*** MATERIALS PROVIDED ***

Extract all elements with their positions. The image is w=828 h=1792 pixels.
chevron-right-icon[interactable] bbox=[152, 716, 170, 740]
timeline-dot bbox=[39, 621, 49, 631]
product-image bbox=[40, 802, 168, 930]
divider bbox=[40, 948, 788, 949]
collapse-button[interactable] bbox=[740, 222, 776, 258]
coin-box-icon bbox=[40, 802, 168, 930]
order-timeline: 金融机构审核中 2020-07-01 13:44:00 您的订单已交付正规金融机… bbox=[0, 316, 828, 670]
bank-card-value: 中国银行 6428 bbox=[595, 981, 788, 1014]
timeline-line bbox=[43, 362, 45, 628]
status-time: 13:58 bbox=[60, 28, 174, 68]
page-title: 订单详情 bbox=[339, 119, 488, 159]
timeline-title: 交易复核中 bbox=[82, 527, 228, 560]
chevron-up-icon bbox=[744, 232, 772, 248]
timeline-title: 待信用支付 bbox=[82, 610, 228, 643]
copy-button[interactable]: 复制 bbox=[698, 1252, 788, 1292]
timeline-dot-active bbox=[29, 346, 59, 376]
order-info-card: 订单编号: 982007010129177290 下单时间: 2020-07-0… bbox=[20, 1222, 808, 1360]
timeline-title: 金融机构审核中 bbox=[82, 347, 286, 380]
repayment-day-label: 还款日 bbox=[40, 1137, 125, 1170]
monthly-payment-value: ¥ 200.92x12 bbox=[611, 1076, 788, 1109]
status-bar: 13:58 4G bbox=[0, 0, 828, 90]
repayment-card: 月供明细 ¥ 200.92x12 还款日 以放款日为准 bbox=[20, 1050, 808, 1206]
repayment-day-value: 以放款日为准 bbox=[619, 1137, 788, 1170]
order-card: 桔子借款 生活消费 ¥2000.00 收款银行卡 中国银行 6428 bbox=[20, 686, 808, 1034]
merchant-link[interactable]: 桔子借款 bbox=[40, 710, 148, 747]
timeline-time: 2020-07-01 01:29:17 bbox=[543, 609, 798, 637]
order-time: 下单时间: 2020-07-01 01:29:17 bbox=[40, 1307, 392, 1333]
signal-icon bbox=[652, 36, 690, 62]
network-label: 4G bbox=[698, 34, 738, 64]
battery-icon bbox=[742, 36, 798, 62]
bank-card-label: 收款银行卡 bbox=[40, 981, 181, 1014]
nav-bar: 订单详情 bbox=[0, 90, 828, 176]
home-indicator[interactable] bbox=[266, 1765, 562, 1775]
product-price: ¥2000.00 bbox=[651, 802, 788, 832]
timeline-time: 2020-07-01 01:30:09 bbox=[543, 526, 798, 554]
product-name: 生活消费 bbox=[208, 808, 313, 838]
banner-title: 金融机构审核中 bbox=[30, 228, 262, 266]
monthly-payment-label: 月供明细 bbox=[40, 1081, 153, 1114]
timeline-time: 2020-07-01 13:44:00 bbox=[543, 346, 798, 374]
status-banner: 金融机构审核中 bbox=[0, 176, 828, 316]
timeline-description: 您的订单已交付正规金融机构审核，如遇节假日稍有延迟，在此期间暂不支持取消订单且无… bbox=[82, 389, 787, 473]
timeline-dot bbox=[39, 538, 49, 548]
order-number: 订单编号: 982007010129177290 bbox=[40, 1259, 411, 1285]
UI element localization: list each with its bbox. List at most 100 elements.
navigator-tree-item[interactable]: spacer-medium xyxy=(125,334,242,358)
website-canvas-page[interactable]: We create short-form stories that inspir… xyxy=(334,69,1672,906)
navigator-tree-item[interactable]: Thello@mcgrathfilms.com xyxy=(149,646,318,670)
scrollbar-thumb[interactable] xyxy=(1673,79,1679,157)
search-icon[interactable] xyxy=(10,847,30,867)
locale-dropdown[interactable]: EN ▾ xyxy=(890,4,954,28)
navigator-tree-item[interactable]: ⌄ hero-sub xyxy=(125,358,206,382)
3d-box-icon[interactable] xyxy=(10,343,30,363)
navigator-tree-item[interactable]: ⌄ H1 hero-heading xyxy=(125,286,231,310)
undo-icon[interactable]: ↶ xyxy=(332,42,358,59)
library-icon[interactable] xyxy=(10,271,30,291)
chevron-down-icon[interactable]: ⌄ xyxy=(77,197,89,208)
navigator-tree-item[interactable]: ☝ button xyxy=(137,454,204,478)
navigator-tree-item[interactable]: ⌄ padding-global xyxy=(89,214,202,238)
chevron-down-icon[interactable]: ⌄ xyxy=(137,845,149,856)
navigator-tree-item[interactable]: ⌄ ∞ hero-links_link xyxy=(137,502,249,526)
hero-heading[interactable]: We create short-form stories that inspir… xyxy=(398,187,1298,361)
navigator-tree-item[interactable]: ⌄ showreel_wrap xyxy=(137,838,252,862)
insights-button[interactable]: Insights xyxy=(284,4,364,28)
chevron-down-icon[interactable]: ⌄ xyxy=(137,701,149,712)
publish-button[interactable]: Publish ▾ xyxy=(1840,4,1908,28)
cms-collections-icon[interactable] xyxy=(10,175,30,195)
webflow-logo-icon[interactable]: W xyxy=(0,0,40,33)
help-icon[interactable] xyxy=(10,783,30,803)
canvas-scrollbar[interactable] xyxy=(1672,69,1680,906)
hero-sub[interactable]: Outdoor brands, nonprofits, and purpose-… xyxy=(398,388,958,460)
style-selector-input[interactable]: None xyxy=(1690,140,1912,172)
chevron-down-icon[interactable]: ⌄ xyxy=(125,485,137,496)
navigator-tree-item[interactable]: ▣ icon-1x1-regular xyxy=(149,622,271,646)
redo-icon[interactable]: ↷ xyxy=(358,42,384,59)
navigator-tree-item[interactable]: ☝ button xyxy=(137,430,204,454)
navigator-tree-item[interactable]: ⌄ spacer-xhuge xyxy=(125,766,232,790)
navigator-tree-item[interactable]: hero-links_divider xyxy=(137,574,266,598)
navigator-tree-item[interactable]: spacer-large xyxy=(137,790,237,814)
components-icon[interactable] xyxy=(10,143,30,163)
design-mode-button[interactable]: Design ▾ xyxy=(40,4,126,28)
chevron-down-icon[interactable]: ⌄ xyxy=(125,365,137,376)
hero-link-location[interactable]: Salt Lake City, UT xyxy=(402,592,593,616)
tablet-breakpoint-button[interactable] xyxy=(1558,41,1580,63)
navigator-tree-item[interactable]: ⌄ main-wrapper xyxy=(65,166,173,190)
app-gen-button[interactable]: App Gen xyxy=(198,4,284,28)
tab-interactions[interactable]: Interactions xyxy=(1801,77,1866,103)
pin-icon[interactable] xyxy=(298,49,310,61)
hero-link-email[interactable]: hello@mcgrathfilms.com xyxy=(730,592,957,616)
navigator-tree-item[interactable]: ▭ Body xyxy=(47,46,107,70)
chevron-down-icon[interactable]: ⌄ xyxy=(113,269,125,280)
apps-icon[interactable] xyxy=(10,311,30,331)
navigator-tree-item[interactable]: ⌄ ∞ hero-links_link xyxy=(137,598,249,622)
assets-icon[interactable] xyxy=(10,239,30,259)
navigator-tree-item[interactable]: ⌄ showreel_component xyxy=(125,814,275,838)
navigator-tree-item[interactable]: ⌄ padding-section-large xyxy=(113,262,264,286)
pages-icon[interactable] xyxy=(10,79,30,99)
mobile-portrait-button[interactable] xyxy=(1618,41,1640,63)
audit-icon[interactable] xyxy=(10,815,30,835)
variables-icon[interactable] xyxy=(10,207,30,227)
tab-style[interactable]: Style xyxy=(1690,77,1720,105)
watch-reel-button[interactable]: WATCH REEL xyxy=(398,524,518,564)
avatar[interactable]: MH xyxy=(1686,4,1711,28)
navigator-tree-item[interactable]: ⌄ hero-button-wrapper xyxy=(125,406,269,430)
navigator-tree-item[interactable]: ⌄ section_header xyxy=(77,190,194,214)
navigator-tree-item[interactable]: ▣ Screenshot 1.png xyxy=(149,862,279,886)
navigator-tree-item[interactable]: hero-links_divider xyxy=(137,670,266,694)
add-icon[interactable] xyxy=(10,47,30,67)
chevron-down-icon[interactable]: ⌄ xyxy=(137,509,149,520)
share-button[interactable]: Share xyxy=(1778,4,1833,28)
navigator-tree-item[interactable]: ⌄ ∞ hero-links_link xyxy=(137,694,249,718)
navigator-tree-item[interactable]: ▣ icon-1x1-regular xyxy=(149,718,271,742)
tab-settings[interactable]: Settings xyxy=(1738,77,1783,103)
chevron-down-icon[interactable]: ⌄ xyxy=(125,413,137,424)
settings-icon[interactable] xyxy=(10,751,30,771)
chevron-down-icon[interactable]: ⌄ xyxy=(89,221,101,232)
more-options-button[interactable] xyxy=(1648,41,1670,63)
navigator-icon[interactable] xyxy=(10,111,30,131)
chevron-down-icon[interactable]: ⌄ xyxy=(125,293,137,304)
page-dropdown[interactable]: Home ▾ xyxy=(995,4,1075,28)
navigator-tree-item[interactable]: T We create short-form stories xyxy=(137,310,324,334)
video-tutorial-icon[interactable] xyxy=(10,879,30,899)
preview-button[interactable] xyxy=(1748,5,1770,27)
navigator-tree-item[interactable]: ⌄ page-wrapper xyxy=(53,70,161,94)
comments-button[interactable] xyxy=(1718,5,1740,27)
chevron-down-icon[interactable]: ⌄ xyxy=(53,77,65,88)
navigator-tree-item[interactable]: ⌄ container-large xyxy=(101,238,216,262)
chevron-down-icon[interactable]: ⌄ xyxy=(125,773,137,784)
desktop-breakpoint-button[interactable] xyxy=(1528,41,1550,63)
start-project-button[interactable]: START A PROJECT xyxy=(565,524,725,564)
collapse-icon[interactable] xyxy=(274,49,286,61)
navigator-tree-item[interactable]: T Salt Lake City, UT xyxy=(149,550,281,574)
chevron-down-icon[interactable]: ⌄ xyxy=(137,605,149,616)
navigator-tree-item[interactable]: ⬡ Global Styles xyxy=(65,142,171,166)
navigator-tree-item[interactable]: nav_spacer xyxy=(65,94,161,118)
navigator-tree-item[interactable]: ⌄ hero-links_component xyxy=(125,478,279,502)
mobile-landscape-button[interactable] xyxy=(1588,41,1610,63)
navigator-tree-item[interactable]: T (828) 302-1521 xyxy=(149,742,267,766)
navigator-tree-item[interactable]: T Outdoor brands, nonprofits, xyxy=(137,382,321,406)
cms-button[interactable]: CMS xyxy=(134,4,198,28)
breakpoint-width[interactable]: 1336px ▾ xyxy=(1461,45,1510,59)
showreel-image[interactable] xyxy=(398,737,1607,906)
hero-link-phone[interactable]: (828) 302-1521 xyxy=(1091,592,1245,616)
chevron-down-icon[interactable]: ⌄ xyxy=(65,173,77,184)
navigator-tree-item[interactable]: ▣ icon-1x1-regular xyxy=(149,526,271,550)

***

▶ **EXERCISE TASK**
Copy the listing from its first line through the line containing "copy-button[interactable]: 复制 bbox=[698, 1252, 788, 1292]", switching "timeline-title" to "timeline-heading" and keeping everything else the same.

▶ **FINAL RESULT**
Extract all elements with their positions. The image is w=828 h=1792 pixels.
chevron-right-icon[interactable] bbox=[152, 716, 170, 740]
timeline-dot bbox=[39, 621, 49, 631]
product-image bbox=[40, 802, 168, 930]
divider bbox=[40, 948, 788, 949]
collapse-button[interactable] bbox=[740, 222, 776, 258]
coin-box-icon bbox=[40, 802, 168, 930]
order-timeline: 金融机构审核中 2020-07-01 13:44:00 您的订单已交付正规金融机… bbox=[0, 316, 828, 670]
bank-card-value: 中国银行 6428 bbox=[595, 981, 788, 1014]
timeline-line bbox=[43, 362, 45, 628]
status-time: 13:58 bbox=[60, 28, 174, 68]
page-title: 订单详情 bbox=[339, 119, 488, 159]
timeline-heading: 交易复核中 bbox=[82, 527, 228, 560]
chevron-up-icon bbox=[744, 232, 772, 248]
timeline-heading: 待信用支付 bbox=[82, 610, 228, 643]
copy-button[interactable]: 复制 bbox=[698, 1252, 788, 1292]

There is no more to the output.